### Work to do
Search the material for the word "الله" and copy each line that holds it.

### Task material
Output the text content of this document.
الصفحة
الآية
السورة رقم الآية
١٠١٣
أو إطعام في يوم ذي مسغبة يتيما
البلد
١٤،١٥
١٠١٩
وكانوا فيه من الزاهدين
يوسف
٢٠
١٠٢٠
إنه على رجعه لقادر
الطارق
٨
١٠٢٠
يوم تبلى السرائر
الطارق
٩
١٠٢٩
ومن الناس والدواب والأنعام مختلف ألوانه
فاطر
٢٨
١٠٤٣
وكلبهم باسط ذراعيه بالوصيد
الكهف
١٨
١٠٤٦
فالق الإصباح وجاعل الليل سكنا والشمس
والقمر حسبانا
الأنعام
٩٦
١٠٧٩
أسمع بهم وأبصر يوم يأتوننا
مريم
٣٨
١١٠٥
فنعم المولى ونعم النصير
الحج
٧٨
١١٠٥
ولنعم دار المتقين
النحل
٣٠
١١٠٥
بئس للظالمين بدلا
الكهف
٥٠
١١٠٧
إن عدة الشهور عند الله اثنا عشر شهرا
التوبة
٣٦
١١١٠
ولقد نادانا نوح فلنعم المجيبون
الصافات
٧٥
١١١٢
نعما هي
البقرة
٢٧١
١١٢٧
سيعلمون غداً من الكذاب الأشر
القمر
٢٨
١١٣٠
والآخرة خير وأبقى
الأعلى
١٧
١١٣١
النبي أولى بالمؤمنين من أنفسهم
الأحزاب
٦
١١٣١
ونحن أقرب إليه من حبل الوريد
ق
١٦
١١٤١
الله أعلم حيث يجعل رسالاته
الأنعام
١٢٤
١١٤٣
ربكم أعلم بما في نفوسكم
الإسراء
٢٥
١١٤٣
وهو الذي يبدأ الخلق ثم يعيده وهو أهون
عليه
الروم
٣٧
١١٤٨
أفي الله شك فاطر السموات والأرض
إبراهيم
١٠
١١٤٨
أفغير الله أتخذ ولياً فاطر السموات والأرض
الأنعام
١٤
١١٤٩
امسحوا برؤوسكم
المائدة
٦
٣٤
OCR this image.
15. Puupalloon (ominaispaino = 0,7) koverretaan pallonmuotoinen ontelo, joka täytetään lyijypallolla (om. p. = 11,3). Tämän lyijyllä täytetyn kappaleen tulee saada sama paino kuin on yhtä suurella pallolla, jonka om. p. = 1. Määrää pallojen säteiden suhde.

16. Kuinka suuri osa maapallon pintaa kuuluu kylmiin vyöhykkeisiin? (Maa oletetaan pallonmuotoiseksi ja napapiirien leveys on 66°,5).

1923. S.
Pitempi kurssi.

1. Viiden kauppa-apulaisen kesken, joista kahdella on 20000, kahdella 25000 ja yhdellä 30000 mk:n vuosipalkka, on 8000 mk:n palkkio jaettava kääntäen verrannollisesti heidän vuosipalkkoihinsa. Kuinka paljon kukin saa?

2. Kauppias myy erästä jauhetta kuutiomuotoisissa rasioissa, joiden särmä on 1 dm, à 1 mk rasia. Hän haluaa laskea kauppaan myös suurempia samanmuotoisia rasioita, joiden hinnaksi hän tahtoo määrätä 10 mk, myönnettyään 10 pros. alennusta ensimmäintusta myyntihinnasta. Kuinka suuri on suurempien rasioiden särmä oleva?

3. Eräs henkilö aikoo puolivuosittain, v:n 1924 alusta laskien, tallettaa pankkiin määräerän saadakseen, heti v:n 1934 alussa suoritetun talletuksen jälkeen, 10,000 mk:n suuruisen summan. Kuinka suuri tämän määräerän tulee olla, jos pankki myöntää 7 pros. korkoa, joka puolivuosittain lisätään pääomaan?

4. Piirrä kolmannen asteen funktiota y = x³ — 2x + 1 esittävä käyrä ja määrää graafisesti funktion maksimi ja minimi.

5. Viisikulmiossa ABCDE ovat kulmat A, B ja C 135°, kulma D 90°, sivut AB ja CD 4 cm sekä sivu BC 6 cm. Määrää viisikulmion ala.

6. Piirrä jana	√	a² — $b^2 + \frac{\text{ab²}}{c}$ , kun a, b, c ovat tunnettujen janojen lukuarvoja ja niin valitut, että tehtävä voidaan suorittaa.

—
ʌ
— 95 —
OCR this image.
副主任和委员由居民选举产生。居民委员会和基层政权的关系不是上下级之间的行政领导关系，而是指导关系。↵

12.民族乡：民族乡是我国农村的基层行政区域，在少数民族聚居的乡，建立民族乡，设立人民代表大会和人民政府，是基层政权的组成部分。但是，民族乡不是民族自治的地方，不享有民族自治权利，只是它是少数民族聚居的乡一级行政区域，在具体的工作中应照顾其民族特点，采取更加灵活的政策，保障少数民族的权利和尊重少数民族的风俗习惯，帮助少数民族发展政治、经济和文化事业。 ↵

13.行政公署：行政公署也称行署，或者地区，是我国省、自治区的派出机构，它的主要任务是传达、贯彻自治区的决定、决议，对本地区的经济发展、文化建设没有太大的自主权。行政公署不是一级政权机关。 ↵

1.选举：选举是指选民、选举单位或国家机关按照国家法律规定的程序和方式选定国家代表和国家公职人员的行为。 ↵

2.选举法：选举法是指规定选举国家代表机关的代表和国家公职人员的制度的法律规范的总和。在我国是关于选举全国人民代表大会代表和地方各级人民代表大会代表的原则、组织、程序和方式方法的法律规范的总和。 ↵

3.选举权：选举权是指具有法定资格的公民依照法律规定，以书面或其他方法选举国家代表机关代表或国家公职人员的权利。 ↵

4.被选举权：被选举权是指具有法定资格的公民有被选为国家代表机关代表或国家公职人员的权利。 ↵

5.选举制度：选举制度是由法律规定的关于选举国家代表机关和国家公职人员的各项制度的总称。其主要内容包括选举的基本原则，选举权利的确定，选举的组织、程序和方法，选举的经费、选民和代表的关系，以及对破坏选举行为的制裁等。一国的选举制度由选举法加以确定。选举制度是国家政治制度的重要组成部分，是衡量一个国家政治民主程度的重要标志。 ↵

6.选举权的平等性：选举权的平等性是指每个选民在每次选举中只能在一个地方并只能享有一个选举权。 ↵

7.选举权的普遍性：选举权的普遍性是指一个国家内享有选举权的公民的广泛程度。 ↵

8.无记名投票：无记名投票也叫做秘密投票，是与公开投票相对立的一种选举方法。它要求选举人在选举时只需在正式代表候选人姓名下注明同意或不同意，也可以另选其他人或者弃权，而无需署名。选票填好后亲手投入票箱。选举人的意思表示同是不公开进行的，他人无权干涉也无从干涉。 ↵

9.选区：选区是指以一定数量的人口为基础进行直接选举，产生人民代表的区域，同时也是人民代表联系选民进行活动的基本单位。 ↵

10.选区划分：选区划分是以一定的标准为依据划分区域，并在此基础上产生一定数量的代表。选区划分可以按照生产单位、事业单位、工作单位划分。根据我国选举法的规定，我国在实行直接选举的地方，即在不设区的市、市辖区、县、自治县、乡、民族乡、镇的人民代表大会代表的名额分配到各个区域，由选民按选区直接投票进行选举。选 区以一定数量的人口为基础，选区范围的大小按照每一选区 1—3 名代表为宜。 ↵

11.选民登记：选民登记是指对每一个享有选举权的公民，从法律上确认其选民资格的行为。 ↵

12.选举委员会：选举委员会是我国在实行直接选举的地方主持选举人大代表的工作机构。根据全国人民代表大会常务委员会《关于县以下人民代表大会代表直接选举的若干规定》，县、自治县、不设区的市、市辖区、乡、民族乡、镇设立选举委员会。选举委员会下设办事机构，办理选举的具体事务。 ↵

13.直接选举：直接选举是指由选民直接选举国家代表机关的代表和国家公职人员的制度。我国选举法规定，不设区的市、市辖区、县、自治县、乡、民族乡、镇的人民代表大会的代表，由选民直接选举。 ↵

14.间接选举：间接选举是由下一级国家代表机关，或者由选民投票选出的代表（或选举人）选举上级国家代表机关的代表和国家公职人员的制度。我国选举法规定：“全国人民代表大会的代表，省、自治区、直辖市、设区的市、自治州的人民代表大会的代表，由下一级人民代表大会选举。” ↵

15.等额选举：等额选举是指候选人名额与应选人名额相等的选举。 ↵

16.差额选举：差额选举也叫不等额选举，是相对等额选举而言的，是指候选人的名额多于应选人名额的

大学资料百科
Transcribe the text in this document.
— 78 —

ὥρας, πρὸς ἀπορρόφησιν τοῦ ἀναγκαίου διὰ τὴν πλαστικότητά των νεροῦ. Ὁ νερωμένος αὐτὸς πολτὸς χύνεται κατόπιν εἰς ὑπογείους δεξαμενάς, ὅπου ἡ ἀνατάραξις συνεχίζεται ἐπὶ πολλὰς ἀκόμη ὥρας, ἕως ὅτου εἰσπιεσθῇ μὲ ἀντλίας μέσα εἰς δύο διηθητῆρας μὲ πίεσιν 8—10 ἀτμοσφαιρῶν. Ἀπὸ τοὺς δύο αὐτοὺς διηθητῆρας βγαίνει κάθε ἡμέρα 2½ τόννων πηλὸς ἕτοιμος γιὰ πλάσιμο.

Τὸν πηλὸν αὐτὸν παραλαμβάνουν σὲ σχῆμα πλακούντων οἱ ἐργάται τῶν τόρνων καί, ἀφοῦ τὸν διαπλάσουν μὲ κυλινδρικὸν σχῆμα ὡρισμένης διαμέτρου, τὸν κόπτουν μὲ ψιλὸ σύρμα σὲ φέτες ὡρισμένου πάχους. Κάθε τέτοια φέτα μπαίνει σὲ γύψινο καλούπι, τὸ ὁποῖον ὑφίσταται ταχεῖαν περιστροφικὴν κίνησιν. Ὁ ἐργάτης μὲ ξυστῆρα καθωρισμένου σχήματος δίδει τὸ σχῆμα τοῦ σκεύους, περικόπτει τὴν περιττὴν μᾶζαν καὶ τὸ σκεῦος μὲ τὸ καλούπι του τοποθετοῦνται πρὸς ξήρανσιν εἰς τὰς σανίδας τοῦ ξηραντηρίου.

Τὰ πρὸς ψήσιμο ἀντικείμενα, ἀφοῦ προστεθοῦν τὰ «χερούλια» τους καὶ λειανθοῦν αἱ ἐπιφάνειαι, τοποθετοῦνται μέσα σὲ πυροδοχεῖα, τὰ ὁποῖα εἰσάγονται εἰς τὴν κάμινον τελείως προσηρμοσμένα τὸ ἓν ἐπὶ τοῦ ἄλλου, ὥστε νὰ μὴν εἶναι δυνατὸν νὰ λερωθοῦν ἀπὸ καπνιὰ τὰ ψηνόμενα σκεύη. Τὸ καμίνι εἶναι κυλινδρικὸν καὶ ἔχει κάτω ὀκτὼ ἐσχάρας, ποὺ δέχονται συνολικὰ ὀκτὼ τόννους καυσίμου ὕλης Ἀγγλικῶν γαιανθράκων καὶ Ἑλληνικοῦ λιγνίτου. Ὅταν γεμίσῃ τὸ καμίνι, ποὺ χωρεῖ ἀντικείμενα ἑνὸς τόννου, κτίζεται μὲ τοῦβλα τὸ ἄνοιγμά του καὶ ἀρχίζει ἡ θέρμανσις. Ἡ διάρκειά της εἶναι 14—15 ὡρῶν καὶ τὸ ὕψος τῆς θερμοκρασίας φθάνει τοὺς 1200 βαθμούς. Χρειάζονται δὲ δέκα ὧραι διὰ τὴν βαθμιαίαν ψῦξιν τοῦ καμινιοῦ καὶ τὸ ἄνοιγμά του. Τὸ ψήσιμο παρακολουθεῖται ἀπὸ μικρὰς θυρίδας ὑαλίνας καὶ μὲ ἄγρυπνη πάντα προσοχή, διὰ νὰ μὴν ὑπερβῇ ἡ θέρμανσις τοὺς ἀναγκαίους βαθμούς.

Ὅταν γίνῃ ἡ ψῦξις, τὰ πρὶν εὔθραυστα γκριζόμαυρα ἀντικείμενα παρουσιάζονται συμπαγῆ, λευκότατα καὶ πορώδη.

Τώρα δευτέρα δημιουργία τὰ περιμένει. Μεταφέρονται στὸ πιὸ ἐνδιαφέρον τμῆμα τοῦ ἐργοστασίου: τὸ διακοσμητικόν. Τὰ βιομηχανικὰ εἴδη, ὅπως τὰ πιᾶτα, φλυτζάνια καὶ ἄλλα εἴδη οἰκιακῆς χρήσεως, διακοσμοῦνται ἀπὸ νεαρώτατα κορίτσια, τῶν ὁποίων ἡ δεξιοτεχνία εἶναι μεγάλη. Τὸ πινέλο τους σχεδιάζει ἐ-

### Exercise result
إن عدة الشهور عند الله اثنا عشر شهرا
الله أعلم حيث يجعل رسالاته
أفي الله شك فاطر السموات والأرض
أفغير الله أتخذ ولياً فاطر السموات والأرض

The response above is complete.